> _Fragen zum Text_
(1) Wer ist laut dem Text über Marta und Maria bei den beiden Schwestern zu Gast?
(2) Schreib aus dem Text über Marta und Maria den Teil zwischen „Sie äußert ihren“ und „ihr hängen bleibt.“ einschließlich genau ab.

━━ Textauszug

"... sie hat den guten Teil gewählt."

Wenn Besuch kommt, dann ist das häufig mit Stress und Arbeit verbunden. Eine tüchtige Hausfrau möchte sich ja nichts nachsagen lassen.
So war es auch bei Marta und Maria.
Jesus, der Prophet aus Nazareth, ist bei ihnen zu Gast.
Und das ist eine große Ehre.
Freundlich nehmen die beiden Jesus auf.
Marta war ganz davon in Anspruch genommen, für ihn und seine Jünger zu sorgen. - Maria „setzte sich dem Herrn zu Füßen und hörte ihm zu.“
Zwei Schwestern – aber sehr ungleich in ihrem Verhalten.
Die eine - Marta: fleißig, umsichtig, besorgt, ganz die ideale Hausfrau. - Die andere – Maria – sie macht es sich bequem, sitzt da, hört nur zu, tut sonst nichts.
Marta ist damit nicht einverstanden. Sie protestiert.
Sie äußert ihren Ärger auch: „Kümmert es dich nicht, dass meine Schwester mir die ganze Arbeit überlässt? Sag ihr doch, sie soll mir helfen!“
Ist doch verständlich, ihr Ärger, oder nicht? Sie hat doch recht, die Marta. So kann es ja wirklich nicht sein, dass die ganze Arbeit bei ihr hängen bleibt.
Wie Jesus reagiert, ist zunächst überraschend.

━━━━
━━ Datenzeilen

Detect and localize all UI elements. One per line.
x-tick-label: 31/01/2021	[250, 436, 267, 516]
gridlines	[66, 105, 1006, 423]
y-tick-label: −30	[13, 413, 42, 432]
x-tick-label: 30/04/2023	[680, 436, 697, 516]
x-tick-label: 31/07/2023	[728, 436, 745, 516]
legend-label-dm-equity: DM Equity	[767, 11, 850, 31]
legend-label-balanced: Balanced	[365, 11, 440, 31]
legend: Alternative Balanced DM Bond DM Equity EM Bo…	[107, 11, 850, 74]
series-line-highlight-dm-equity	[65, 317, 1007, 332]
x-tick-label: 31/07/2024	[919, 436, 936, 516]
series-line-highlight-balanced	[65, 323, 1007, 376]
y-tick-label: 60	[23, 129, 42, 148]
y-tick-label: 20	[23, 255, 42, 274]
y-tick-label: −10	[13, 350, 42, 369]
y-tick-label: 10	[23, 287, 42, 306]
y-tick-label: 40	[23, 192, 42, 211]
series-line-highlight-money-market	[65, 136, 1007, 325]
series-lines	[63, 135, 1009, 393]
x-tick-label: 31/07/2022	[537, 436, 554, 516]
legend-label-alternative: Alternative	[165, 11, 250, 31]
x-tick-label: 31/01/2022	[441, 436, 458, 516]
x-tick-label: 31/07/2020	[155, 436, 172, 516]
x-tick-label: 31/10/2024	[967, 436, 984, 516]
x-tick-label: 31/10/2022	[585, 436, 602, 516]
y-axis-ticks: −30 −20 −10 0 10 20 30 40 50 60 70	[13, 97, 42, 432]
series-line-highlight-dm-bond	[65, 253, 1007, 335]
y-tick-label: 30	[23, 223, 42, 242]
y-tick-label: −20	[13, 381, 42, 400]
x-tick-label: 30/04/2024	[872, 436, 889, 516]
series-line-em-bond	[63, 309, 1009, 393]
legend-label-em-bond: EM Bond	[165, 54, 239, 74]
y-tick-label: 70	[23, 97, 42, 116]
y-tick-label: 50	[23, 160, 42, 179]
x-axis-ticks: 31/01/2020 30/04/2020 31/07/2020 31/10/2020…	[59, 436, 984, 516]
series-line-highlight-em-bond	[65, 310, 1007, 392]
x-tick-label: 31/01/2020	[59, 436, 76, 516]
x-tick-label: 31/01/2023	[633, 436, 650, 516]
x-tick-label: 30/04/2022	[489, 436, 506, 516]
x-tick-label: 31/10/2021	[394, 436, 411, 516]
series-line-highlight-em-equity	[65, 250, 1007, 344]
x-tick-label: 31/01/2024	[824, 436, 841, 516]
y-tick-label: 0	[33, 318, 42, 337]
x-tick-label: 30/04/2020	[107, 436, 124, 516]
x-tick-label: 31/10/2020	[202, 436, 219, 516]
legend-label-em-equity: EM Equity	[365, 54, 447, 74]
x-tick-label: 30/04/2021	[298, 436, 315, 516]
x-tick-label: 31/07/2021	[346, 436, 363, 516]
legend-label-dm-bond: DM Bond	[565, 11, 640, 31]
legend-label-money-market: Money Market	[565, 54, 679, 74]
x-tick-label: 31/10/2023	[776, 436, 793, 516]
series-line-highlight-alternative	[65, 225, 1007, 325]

━━━━

> _Lösungen_
(1) Jesus, der Prophet aus Nazareth.

(2)
Sie äußert ihren Ärger auch: „Kümmert es dich nicht, dass meine Schwester mir die ganze Arbeit überlässt? Sag ihr doch, sie soll mir helfen!“
Ist doch verständlich, ihr Ärger, oder nicht? Sie hat doch recht, die Marta. So kann es ja wirklich nicht sein, dass die ganze Arbeit bei ihr hängen bleibt.